» Written request
Find every line with the word "parts" and give their count, nothing else.

» Collection entries
|---|

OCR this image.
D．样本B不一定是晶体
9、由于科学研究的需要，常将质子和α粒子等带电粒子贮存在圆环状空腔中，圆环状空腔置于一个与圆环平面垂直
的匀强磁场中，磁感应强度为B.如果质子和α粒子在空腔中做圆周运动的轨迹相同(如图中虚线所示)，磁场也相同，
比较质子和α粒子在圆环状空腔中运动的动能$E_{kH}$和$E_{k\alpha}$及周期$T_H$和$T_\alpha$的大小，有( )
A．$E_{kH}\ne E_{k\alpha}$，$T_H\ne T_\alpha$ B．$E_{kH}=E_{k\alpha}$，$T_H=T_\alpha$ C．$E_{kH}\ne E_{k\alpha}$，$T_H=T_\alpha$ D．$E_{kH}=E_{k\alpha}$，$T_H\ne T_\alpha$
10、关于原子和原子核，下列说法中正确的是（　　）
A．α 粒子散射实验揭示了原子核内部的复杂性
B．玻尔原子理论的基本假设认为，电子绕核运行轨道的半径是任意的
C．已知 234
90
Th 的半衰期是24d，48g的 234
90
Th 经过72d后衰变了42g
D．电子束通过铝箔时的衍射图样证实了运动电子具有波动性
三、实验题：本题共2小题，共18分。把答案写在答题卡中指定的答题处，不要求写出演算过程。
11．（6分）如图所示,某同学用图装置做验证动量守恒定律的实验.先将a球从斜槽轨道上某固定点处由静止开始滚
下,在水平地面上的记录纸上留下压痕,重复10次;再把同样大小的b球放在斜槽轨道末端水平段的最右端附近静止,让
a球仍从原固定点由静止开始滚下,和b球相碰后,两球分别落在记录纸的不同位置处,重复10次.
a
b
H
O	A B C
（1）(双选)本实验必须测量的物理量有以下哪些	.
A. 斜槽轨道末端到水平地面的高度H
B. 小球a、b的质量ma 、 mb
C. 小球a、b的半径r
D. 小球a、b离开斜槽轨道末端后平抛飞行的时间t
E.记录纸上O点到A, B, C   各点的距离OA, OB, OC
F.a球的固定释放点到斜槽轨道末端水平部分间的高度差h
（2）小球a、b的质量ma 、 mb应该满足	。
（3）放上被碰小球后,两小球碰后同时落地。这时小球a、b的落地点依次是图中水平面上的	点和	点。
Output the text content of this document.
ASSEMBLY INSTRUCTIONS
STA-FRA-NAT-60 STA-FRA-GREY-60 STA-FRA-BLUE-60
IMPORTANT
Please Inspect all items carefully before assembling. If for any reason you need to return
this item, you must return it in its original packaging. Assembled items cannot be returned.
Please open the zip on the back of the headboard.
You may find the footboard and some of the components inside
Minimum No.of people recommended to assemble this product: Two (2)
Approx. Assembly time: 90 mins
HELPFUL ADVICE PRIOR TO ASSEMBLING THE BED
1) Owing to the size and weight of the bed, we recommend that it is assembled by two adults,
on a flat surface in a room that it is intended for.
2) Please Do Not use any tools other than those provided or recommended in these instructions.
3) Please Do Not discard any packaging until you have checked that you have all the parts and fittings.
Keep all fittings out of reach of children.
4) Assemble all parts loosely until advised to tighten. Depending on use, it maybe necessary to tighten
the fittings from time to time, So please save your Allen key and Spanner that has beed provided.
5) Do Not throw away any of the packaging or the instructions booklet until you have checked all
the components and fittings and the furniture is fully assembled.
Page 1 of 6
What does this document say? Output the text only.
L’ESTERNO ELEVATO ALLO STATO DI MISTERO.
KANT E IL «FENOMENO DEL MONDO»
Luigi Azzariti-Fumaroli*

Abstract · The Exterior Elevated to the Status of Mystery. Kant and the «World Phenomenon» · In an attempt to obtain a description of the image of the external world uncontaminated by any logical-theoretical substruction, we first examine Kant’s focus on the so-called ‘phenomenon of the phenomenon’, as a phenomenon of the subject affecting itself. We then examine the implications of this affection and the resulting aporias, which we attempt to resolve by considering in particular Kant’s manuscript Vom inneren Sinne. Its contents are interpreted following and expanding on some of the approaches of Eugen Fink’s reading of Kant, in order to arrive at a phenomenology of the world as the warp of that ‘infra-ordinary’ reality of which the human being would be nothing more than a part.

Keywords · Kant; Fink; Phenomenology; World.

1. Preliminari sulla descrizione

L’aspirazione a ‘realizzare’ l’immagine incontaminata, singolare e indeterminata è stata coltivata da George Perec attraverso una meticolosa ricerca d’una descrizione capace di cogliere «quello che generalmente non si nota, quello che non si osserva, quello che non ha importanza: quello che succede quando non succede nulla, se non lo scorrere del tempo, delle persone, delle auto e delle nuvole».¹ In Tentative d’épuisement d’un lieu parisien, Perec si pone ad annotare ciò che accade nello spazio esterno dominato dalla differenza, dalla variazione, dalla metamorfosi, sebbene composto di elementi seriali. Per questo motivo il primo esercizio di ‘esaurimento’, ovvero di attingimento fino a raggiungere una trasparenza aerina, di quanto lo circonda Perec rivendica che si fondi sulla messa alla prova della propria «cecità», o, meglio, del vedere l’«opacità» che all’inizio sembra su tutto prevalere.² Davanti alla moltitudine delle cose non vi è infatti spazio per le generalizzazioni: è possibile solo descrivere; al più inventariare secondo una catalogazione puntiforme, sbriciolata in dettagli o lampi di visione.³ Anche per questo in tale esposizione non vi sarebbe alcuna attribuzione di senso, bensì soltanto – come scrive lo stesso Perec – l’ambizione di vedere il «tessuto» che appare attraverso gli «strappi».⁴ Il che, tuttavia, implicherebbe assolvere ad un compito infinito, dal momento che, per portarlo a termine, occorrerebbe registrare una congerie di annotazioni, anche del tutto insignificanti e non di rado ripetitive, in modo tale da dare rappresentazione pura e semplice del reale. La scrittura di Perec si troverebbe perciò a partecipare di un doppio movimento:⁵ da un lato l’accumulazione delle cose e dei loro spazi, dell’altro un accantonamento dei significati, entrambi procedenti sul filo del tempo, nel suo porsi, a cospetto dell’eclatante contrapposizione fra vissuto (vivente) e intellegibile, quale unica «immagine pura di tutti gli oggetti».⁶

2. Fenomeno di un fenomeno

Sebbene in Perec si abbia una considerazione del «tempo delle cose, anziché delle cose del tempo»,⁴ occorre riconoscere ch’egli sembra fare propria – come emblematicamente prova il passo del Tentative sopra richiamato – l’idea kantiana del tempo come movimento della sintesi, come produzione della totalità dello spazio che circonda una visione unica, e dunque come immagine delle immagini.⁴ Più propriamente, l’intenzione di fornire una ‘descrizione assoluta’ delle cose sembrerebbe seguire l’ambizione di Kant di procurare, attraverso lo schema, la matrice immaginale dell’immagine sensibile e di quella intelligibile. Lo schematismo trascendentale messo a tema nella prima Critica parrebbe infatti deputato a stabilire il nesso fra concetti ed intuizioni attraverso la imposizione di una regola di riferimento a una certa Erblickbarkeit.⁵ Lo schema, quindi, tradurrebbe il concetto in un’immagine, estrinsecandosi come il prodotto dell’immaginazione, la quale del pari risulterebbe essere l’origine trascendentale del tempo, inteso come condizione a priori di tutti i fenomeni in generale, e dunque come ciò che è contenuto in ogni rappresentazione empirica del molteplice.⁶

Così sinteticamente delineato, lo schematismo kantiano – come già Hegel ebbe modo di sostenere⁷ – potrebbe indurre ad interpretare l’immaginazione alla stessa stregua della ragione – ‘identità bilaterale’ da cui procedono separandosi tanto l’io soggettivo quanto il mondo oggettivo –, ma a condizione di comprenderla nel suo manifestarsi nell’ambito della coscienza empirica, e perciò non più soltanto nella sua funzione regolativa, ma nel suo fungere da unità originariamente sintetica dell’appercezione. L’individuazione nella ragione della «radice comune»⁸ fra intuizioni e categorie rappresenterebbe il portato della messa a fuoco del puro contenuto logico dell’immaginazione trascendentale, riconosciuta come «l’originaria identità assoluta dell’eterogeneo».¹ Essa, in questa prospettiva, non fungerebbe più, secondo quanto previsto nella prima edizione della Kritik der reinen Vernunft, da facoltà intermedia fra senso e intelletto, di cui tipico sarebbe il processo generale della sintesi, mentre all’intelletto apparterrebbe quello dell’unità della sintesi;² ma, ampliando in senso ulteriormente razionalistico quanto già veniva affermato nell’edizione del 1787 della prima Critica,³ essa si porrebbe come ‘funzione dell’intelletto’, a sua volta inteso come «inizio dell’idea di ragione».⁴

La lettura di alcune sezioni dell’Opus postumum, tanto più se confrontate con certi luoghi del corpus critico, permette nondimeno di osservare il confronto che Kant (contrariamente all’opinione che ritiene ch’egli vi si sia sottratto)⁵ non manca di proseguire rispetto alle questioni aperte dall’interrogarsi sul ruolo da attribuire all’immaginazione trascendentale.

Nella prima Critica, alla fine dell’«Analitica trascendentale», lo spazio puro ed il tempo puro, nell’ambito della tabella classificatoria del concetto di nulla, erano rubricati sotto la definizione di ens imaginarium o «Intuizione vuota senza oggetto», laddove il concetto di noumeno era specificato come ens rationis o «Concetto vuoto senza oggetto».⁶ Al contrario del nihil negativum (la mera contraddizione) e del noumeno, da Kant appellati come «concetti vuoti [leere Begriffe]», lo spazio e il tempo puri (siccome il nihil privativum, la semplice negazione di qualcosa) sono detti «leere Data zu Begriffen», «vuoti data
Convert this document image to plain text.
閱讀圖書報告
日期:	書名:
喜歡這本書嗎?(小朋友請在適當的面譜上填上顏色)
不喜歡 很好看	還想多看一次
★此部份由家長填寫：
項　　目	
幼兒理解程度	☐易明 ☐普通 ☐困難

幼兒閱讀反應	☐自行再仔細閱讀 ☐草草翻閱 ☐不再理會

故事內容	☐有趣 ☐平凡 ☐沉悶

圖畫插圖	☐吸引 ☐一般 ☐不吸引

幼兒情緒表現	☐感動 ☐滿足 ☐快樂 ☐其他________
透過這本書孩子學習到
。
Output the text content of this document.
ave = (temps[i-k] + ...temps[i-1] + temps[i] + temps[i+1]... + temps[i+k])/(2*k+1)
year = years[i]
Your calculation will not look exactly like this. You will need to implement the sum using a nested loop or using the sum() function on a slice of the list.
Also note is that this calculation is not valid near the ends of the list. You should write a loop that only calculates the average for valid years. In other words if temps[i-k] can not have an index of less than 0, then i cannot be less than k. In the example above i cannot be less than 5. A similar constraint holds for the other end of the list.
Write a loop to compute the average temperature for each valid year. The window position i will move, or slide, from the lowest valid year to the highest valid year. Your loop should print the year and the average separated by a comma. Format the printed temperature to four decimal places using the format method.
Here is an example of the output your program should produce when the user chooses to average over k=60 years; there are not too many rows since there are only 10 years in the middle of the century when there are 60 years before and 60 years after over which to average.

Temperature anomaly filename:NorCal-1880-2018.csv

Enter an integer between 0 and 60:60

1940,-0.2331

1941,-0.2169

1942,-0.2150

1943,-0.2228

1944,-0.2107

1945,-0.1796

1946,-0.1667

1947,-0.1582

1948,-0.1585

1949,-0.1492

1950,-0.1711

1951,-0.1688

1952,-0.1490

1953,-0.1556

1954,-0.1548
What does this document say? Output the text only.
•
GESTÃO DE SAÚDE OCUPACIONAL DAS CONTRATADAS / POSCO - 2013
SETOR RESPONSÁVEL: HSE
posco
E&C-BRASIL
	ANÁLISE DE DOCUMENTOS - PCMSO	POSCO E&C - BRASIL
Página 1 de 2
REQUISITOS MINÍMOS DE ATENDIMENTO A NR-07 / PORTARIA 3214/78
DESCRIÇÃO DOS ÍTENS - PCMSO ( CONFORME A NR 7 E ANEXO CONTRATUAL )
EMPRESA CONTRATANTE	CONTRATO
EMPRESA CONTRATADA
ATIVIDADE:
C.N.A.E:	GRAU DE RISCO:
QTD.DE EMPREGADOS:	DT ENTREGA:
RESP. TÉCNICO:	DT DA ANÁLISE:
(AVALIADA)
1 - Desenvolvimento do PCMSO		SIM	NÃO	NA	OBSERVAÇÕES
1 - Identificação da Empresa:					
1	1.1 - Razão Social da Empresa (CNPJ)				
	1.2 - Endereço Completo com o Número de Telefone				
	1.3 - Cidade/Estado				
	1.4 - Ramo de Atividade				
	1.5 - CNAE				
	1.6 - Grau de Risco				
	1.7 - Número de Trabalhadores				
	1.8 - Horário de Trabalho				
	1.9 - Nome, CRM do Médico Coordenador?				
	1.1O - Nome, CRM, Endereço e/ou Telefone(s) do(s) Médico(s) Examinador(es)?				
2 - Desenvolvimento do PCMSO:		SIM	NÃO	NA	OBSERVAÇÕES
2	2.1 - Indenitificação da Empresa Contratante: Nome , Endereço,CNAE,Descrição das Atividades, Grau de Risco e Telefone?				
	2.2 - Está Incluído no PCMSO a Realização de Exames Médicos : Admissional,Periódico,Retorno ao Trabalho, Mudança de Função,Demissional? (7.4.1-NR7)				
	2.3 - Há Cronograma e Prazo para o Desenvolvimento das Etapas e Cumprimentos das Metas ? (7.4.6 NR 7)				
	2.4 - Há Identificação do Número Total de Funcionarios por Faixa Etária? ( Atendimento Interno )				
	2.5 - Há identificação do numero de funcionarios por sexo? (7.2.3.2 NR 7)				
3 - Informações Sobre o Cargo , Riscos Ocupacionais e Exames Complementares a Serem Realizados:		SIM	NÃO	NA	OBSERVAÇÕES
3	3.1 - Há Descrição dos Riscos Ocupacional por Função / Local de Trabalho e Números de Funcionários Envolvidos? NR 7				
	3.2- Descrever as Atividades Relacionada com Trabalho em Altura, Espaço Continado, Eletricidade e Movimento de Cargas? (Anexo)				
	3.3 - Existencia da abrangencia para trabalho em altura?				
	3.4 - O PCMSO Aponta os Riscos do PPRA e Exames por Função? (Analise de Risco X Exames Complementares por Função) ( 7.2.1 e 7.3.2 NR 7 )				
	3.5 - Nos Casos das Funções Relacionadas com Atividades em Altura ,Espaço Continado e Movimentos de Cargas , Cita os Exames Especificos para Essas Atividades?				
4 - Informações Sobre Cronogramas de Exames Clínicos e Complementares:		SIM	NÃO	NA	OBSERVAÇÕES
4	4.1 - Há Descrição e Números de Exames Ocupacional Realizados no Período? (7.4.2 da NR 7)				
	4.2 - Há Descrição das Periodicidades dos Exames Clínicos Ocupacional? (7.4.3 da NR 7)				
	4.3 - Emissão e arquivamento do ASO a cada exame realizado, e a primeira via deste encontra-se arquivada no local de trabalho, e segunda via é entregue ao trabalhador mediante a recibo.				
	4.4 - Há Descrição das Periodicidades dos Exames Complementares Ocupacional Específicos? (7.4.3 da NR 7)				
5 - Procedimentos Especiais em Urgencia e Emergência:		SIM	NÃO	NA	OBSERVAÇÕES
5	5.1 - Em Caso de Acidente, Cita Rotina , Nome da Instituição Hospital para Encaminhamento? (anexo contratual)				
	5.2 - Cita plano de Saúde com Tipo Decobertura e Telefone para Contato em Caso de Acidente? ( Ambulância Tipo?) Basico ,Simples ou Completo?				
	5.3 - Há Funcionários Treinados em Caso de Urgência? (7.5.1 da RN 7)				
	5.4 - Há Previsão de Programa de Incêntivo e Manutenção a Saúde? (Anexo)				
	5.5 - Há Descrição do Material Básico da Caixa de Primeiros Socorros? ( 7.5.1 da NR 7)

|---|

» Exercise solution
2